*INSTRUCTION*
From the entries below, please gather each line containing the string "JSON".
start RECORDS SHOWN
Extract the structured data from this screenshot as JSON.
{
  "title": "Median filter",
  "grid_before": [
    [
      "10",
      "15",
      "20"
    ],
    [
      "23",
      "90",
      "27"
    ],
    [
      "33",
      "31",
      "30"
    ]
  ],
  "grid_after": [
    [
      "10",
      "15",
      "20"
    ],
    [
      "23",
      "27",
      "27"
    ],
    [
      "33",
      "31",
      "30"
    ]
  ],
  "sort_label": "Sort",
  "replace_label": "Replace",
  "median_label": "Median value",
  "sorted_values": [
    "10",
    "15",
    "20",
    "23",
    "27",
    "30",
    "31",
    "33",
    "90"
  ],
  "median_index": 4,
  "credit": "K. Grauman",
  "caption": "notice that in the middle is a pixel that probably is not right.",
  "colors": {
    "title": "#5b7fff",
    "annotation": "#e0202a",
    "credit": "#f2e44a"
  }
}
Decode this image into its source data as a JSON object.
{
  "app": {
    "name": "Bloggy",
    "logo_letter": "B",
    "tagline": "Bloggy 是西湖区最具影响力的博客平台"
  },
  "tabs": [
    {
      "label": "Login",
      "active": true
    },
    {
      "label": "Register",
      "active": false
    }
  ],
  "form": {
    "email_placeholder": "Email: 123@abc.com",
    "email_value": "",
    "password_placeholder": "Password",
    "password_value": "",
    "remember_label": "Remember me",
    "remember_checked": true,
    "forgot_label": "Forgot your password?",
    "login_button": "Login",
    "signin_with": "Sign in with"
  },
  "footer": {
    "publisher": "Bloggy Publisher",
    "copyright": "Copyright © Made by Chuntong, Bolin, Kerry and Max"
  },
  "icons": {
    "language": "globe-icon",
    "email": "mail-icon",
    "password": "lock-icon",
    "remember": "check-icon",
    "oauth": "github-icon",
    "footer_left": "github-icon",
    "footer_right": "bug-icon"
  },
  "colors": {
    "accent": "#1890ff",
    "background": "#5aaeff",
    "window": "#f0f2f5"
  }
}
end RECORDS SHOWN
*EXPECTED OUTPUT*
Extract the structured data from this screenshot as JSON.
Decode this image into its source data as a JSON object.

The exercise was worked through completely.